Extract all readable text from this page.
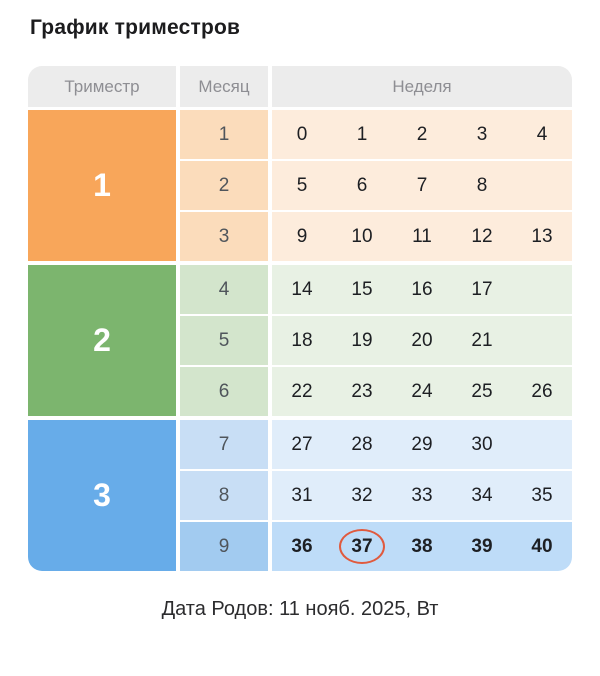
График триместров
Триместр	Месяц	Неделя
1
1	0	1	2	3	4
2	5	6	7	8
3	9	10	11	12	13
2
4	14	15	16	17
5	18	19	20	21
6	22	23	24	25	26
3
7	27	28	29	30
8	31	32	33	34	35
9	36	37	38	39	40
Дата Родов: 11 нояб. 2025, Вт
****************************************
*Exercise goal*. Your task is an exact transcription of all the data, minus the pictures.

*Task response*.
Extract all readable text from this page.
График триместров
Триместр	Месяц	Неделя
1
1	0	1	2	3	4
2	5	6	7	8
3	9	10	11	12	13
2
4	14	15	16	17
5	18	19	20	21
6	22	23	24	25	26
3
7	27	28	29	30
8	31	32	33	34	35
9	36	37	38	39	40
Дата Родов: 11 нояб. 2025, Вт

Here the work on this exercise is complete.